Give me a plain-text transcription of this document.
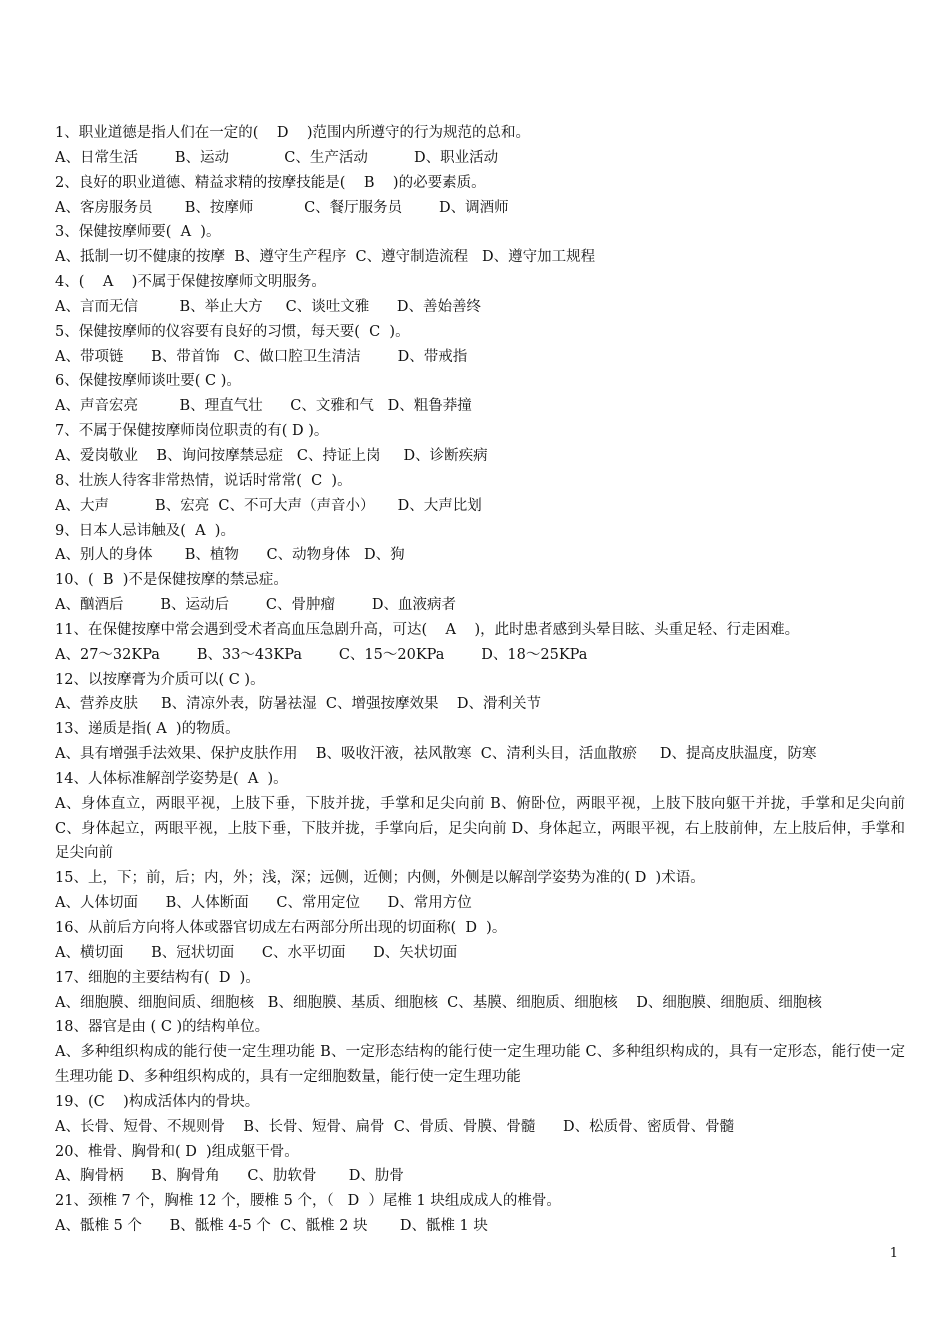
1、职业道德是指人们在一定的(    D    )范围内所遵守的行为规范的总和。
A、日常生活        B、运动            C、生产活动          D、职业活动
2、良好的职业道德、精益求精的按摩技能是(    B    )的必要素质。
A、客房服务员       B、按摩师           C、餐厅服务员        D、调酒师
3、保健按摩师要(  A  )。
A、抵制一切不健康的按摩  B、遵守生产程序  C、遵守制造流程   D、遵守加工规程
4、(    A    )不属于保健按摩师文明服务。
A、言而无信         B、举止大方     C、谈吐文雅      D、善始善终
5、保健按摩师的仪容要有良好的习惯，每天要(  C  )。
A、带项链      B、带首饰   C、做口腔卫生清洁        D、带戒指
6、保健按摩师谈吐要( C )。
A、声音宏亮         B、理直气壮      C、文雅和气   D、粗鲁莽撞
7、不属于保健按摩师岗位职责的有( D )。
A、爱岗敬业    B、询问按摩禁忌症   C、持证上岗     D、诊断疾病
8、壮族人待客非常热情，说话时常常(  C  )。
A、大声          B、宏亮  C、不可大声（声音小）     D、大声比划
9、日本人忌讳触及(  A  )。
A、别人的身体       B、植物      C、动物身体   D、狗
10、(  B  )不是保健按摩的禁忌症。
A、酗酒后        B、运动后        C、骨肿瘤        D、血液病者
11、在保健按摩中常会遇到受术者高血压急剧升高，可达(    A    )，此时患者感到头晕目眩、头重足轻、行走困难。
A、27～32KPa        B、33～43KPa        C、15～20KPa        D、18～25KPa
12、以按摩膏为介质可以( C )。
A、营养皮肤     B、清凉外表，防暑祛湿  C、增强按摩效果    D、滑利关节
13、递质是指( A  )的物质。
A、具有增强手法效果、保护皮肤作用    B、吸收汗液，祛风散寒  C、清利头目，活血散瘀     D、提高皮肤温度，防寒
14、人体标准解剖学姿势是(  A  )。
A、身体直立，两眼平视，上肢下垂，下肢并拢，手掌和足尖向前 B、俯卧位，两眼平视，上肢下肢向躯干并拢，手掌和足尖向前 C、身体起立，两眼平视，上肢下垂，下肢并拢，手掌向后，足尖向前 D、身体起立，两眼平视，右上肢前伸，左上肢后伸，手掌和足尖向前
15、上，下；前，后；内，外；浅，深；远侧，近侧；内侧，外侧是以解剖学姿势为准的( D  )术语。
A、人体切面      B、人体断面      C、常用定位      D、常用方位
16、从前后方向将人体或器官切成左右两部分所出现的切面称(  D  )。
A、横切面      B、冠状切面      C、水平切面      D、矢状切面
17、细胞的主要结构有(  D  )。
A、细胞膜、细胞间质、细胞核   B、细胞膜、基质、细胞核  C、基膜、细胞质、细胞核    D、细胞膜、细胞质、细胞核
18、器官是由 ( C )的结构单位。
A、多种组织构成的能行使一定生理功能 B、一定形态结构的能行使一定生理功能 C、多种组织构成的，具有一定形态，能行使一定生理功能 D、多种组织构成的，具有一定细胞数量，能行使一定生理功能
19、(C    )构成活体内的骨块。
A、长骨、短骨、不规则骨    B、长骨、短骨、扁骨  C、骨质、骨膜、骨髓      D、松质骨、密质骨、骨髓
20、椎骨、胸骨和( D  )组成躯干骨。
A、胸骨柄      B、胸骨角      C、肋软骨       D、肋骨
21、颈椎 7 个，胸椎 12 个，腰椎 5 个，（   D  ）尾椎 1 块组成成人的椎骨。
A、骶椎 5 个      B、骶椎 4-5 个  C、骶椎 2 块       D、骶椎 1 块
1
**********
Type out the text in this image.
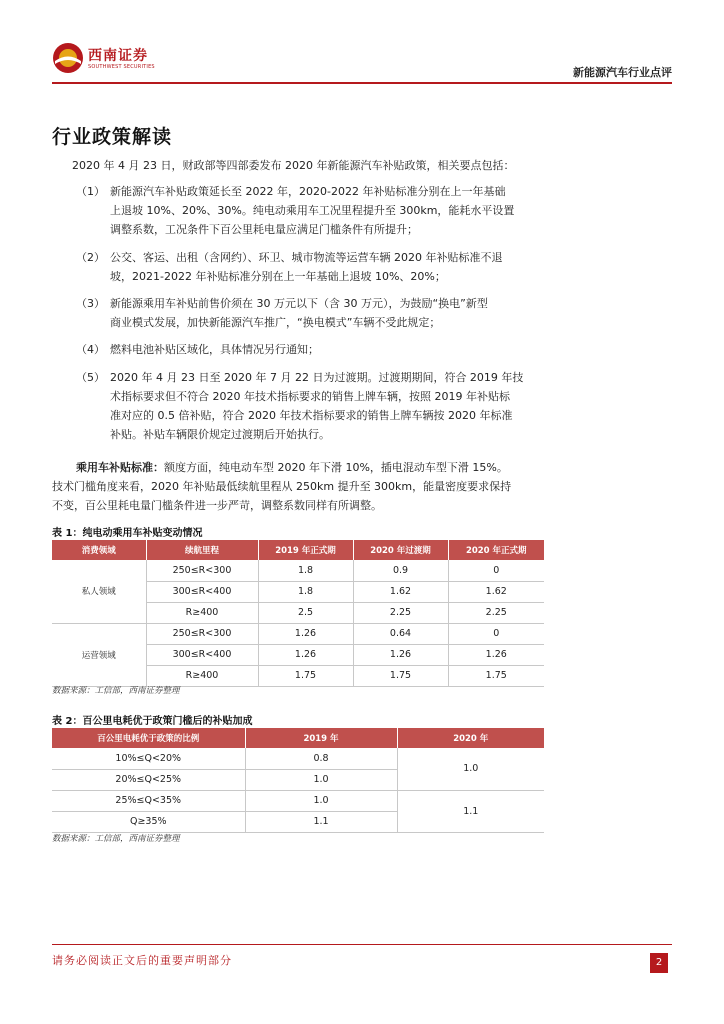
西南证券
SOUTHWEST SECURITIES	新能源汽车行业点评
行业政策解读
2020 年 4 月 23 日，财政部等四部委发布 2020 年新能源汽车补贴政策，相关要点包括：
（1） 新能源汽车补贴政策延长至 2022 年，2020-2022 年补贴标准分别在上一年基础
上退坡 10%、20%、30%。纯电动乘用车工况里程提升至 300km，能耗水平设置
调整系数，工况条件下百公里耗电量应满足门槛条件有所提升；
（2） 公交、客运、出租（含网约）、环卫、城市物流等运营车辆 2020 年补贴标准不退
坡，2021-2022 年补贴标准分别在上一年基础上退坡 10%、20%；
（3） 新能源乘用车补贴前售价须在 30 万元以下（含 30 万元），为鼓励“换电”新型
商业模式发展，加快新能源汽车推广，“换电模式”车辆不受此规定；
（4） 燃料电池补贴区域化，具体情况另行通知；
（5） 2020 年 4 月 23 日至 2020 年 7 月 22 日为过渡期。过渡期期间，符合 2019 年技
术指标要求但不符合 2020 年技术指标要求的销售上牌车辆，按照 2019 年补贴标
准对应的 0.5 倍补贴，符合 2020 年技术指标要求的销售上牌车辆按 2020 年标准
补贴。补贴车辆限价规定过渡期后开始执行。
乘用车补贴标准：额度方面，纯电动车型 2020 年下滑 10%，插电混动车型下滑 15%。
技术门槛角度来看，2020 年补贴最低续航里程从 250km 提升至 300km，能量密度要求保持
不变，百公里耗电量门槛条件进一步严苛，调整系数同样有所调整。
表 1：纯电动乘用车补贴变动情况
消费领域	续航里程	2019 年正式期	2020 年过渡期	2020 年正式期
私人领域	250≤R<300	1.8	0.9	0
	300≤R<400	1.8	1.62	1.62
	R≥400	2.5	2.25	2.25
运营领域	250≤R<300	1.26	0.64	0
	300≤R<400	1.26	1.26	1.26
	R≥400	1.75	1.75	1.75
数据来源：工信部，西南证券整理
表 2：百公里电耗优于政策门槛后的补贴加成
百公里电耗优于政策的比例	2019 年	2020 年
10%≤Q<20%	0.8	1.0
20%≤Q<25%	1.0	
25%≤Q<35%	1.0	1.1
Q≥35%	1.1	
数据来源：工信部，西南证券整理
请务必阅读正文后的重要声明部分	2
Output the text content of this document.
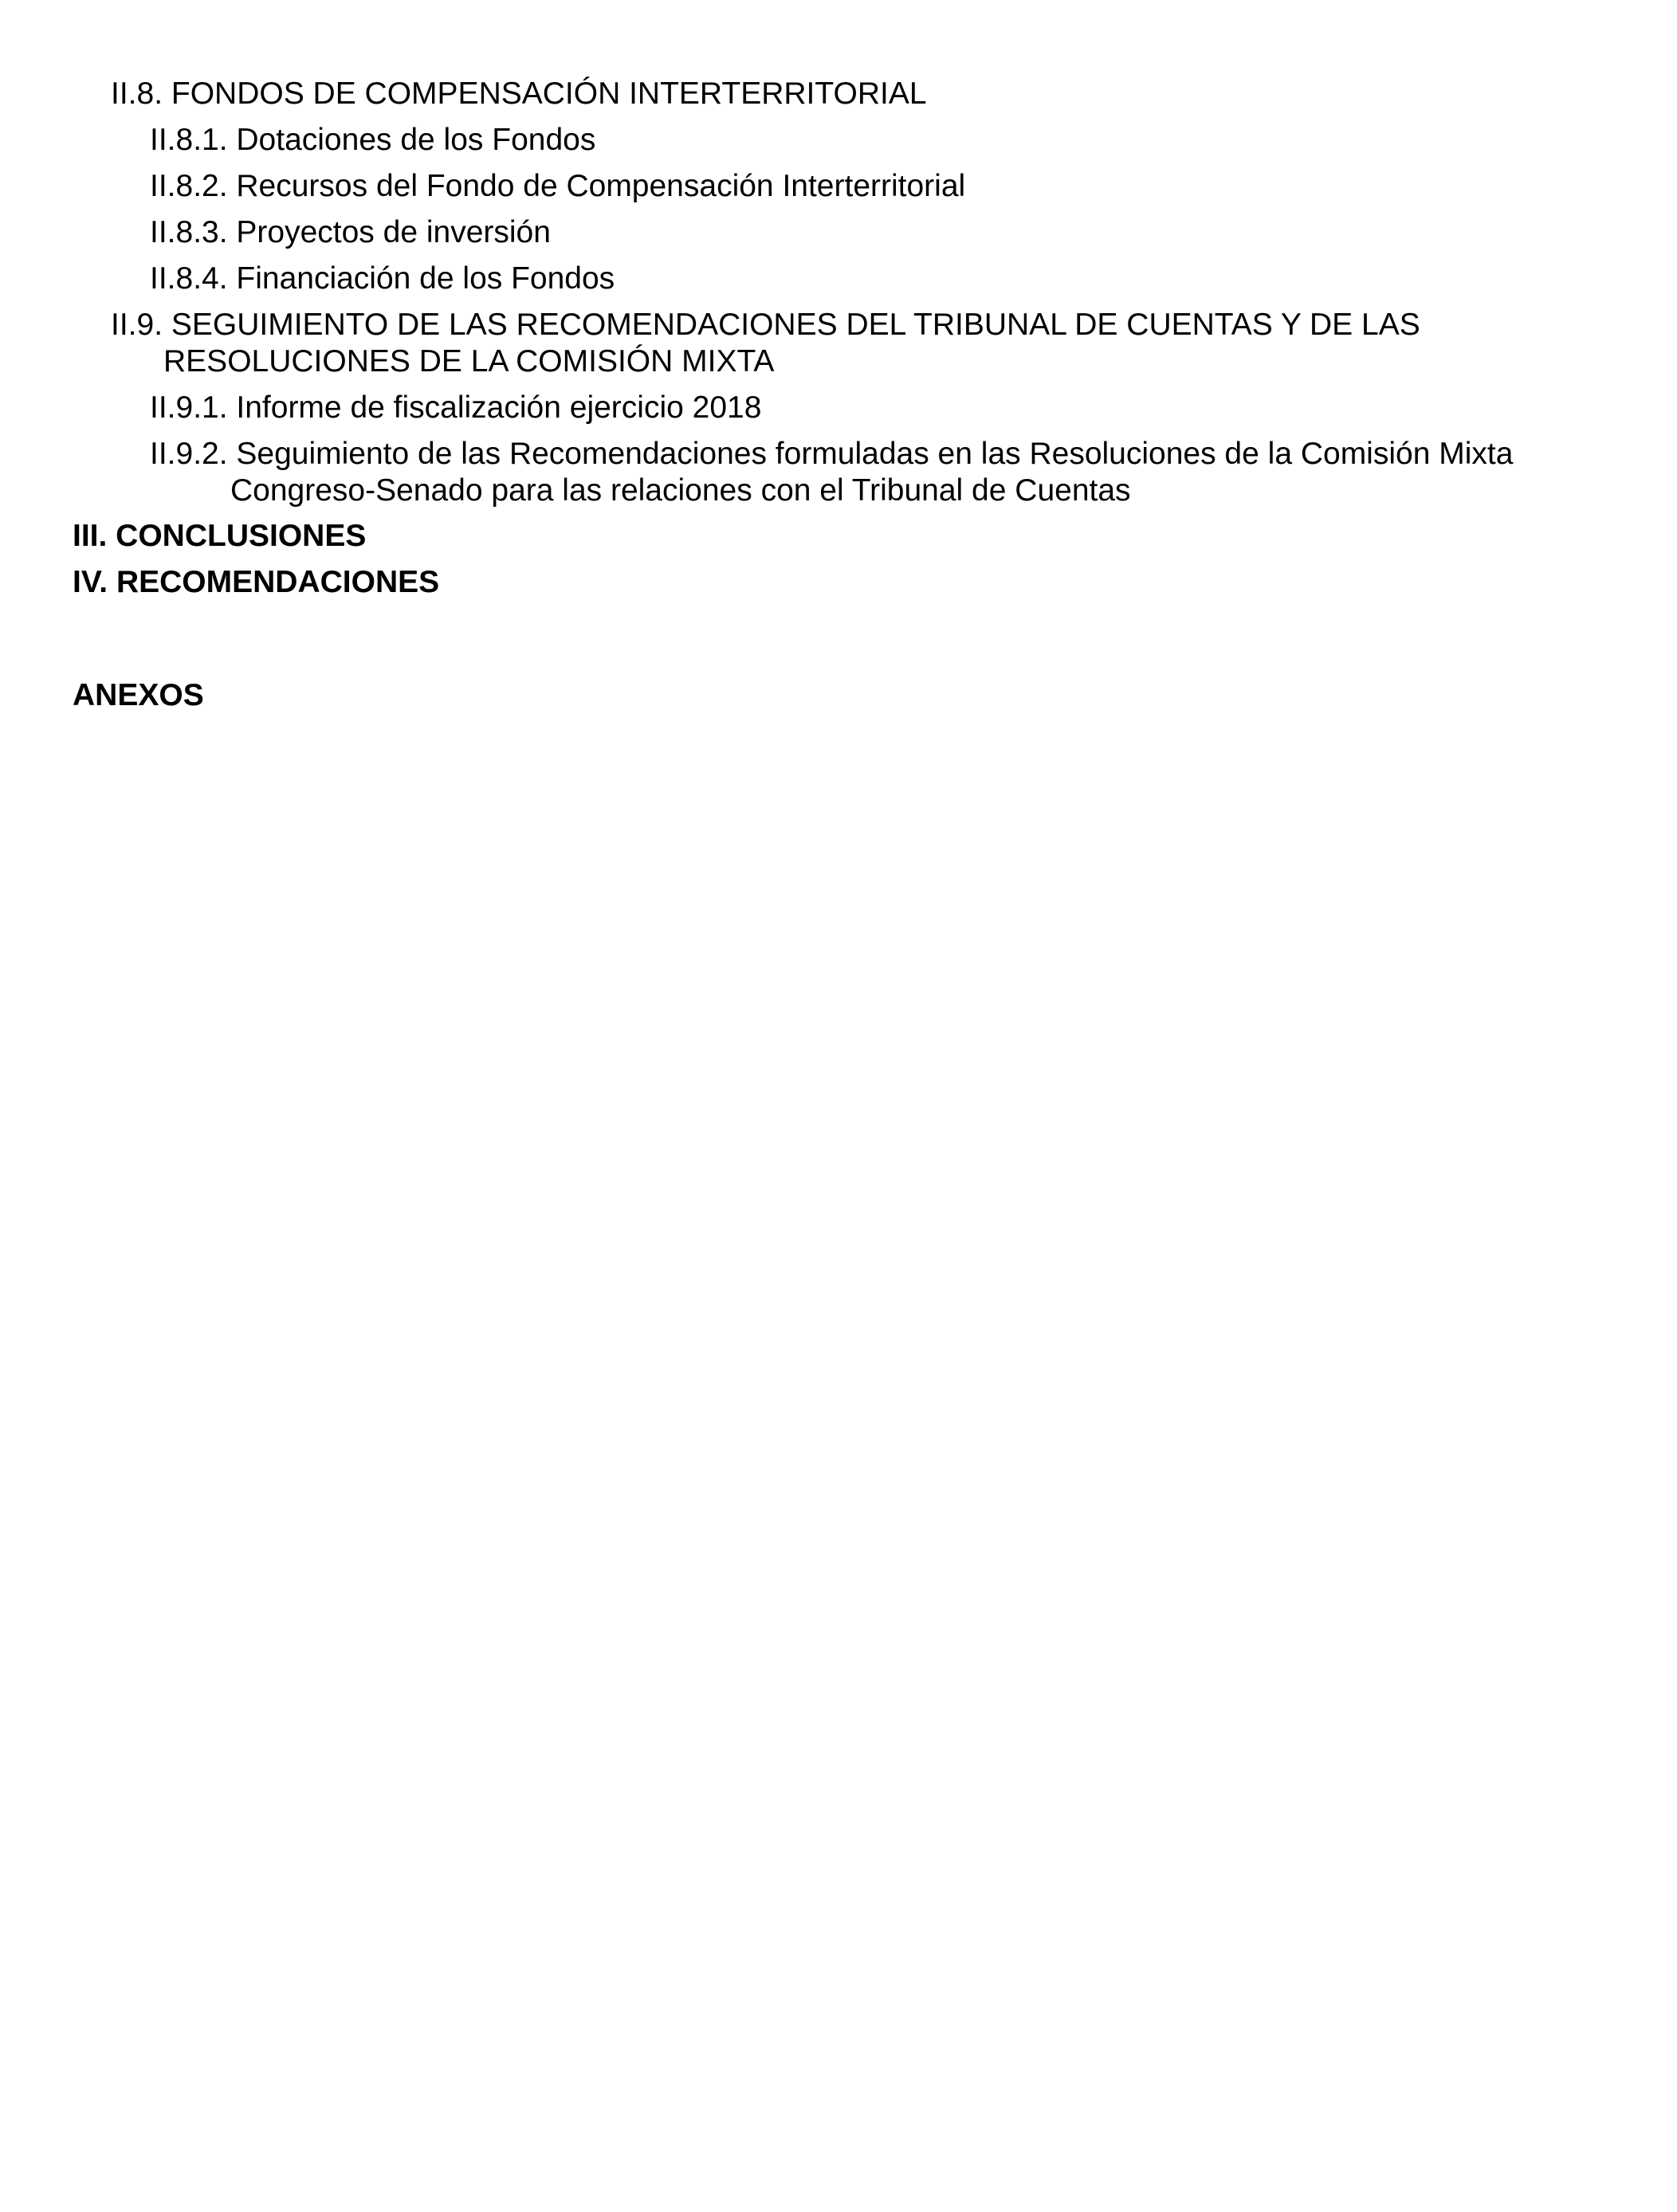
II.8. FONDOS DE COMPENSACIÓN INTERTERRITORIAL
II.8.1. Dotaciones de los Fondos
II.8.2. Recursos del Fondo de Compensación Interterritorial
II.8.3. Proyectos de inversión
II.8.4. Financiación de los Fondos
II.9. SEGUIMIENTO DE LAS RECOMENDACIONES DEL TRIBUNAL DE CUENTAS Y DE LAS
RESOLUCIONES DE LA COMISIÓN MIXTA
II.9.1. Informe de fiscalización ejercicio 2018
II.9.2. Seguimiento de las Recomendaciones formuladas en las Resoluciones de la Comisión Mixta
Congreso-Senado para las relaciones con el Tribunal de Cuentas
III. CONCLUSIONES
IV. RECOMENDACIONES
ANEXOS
**********
:: JOB ::
Return each line among the entries that holds the word "document".

:: WRITTEN RESPONSE ::
Give me a plain-text transcription of this document.
Output the text content of this document.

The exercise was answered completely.